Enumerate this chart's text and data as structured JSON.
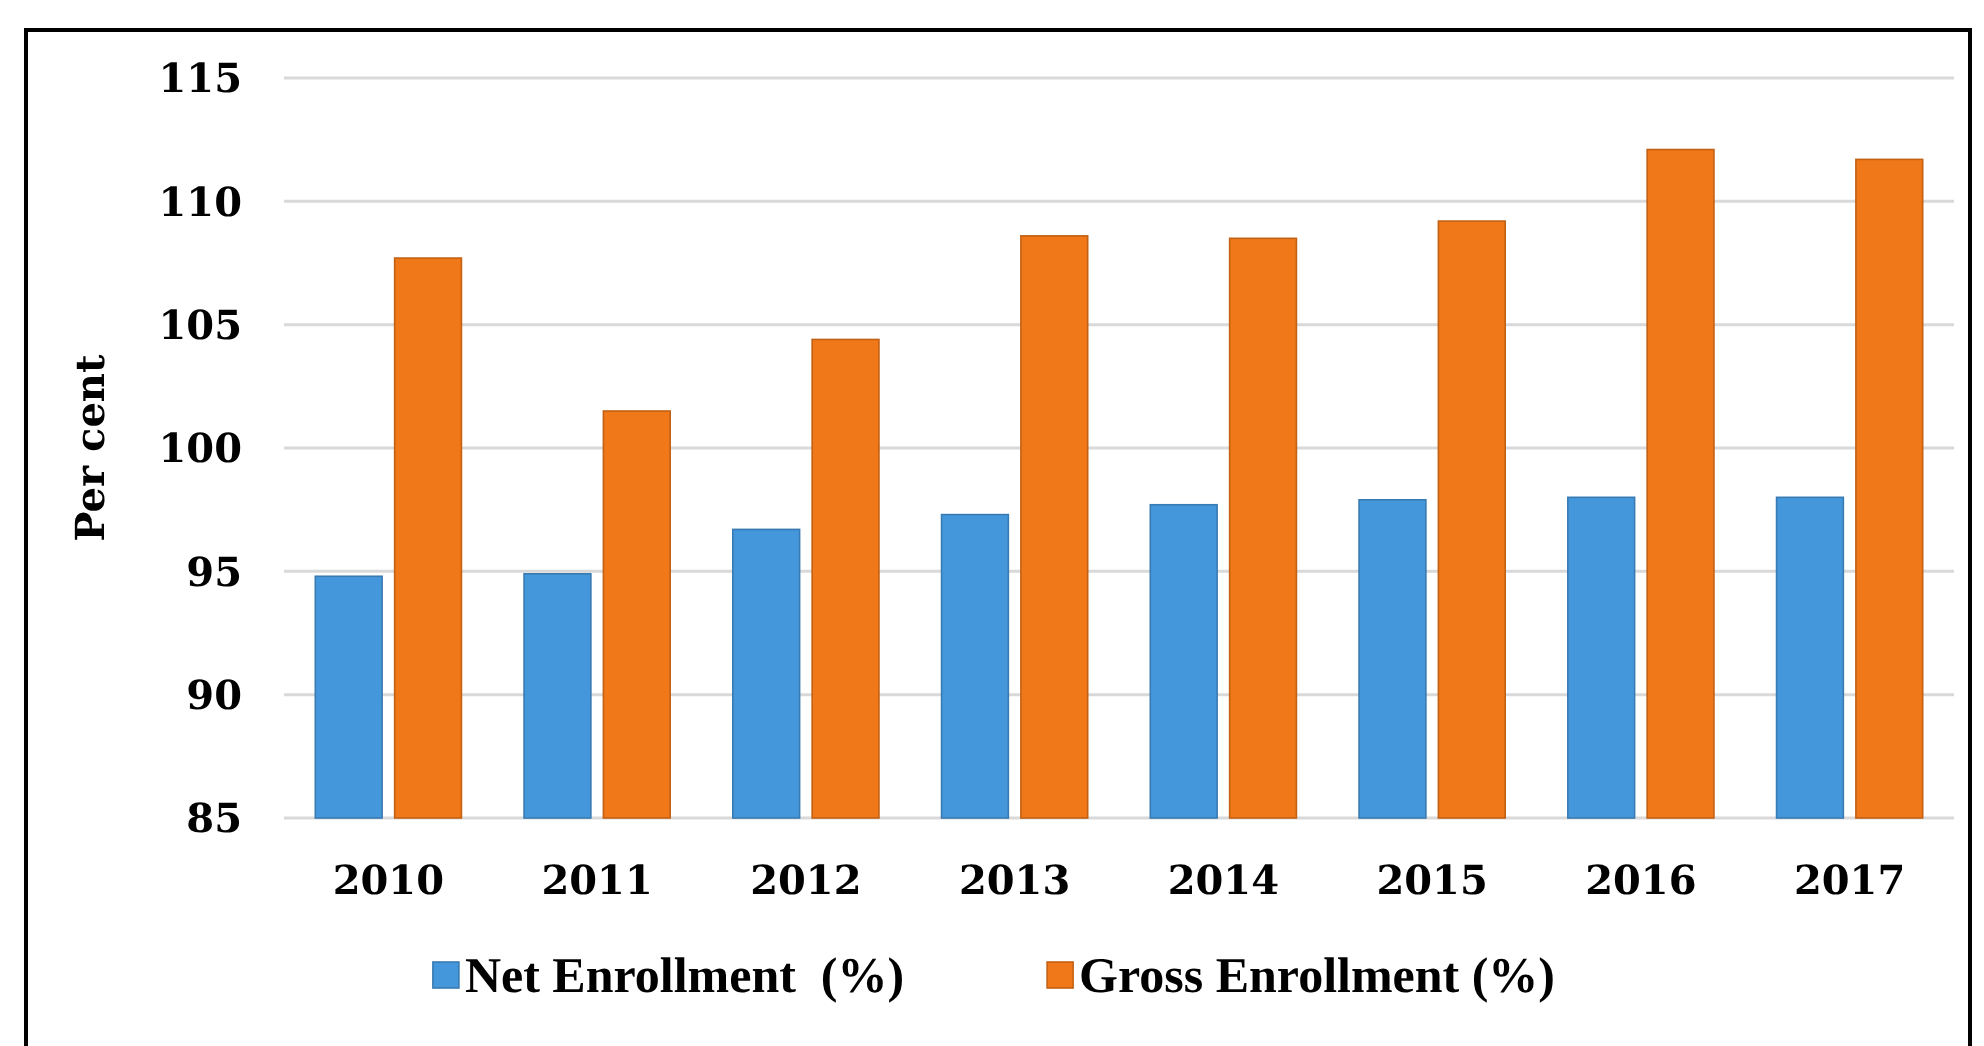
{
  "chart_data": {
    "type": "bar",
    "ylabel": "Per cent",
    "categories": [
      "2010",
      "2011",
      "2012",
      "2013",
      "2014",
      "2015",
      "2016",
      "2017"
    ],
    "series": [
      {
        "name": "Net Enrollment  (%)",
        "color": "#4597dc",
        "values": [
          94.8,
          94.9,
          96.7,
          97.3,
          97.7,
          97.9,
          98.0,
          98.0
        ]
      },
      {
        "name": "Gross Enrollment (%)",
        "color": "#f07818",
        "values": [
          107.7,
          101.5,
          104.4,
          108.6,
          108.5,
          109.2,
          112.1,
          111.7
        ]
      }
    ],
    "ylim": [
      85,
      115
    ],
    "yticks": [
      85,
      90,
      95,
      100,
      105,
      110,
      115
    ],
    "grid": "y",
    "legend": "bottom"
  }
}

═══

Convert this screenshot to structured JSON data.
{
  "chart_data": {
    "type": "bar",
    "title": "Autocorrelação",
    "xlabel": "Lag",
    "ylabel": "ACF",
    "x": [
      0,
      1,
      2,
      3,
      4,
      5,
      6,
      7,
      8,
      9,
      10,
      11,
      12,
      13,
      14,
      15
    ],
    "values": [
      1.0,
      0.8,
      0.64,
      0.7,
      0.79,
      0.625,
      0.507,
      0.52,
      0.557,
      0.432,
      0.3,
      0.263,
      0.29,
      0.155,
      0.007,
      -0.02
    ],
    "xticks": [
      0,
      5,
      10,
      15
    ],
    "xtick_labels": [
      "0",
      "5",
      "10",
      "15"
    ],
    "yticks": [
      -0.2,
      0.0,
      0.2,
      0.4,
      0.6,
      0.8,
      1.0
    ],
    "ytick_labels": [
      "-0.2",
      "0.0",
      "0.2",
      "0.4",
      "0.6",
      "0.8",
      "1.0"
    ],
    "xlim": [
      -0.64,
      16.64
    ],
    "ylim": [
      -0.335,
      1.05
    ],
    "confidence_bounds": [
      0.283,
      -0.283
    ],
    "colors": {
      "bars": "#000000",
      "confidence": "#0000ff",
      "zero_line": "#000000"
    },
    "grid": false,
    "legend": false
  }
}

═══

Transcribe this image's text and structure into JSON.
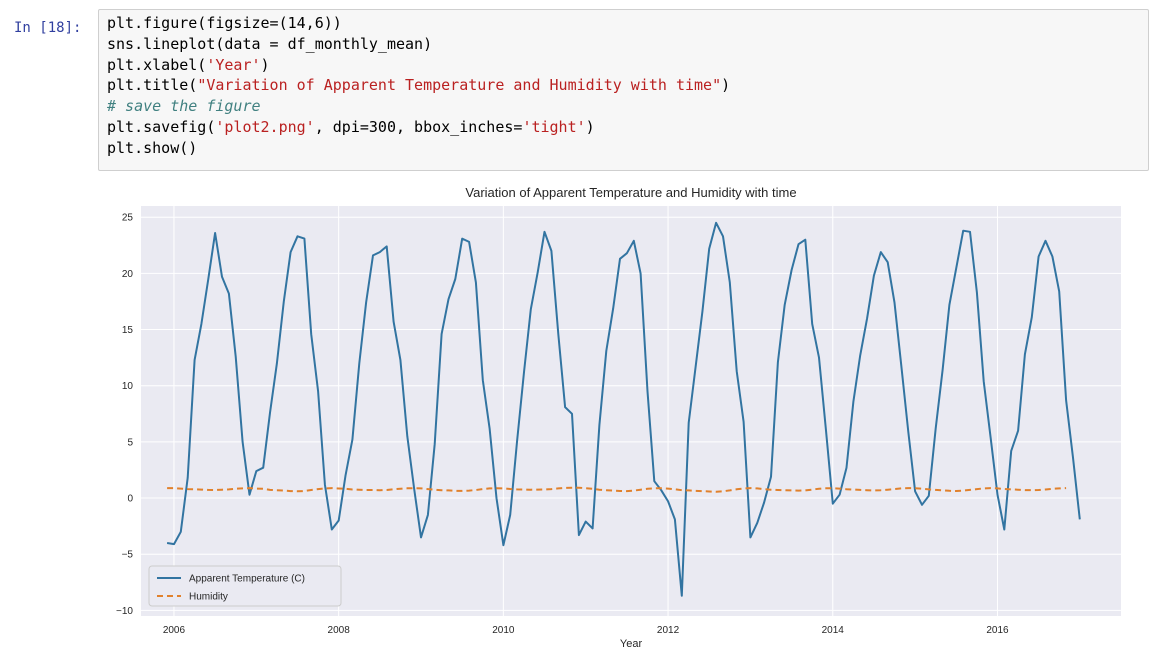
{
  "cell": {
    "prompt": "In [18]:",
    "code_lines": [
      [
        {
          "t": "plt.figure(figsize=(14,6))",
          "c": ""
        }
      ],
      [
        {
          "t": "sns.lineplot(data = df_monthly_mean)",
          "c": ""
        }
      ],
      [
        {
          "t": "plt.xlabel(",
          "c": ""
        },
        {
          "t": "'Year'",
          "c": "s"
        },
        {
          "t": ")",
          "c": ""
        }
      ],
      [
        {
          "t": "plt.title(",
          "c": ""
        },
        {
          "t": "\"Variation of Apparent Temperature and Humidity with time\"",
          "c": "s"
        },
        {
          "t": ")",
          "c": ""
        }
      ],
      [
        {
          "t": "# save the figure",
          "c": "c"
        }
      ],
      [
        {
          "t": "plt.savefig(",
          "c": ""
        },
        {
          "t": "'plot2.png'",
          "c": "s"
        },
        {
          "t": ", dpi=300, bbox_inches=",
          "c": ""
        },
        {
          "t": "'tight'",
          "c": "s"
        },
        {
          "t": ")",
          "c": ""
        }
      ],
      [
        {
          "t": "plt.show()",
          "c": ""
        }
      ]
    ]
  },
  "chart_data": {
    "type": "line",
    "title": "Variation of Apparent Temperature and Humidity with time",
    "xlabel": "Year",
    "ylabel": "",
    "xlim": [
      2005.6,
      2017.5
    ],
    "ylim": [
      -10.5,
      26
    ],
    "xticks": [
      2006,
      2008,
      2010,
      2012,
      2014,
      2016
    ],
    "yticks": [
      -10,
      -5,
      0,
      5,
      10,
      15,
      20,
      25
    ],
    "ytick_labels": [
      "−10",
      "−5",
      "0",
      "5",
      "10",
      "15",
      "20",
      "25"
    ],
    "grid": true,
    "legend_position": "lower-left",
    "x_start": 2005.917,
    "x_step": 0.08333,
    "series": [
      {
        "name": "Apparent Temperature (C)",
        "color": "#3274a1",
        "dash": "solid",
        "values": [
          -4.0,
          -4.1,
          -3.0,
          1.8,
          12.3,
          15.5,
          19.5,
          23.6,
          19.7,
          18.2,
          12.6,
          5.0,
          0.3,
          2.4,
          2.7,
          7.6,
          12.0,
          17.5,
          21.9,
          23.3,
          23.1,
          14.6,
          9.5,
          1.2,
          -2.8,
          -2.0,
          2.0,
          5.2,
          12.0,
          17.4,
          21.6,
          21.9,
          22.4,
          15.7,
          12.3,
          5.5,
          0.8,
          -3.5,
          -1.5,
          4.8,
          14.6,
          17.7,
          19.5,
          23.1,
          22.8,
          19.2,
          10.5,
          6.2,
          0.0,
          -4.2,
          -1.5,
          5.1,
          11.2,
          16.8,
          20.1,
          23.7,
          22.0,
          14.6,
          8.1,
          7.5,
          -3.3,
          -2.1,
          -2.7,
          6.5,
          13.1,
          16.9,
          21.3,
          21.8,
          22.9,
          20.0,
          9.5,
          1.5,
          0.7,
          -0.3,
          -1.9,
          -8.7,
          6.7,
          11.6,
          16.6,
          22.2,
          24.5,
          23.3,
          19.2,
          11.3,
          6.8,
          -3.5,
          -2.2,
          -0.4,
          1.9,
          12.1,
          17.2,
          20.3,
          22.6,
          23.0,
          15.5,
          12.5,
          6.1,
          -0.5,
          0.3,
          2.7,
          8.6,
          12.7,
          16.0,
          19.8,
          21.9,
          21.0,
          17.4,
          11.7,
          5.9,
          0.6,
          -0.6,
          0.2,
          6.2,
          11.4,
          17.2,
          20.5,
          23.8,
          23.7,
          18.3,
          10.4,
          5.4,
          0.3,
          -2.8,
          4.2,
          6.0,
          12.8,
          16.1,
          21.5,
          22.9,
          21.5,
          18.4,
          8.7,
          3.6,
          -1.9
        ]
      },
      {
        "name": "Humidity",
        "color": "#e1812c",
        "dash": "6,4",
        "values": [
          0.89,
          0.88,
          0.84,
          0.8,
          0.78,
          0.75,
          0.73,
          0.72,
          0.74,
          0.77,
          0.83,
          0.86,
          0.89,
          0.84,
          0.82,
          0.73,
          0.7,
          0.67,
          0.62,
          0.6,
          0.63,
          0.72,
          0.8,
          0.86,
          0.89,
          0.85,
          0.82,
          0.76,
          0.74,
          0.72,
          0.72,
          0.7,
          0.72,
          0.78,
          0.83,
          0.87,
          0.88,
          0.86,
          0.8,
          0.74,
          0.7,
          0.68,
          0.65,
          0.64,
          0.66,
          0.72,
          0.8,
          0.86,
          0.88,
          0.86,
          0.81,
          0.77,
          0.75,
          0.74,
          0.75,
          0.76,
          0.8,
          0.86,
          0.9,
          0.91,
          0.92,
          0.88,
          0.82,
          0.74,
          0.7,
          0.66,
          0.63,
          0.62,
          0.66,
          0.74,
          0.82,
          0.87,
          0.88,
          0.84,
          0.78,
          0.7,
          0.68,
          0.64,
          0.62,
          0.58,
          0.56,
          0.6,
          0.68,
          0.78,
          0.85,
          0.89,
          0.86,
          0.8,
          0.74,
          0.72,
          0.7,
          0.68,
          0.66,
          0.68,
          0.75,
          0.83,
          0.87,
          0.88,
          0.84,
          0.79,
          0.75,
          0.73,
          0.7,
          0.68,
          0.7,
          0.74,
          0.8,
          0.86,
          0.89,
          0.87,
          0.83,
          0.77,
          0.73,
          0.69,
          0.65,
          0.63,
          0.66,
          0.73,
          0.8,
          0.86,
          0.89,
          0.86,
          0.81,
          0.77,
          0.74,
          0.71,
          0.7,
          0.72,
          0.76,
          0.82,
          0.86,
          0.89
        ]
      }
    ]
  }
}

═══

Your instructions: Show all lines from the data above in which the word "Humidity" appears.

Answer to this task:
          "t": "\"Variation of Apparent Temperature and Humidity with time\"",
    "title": "Variation of Apparent Temperature and Humidity with time",
        "name": "Humidity",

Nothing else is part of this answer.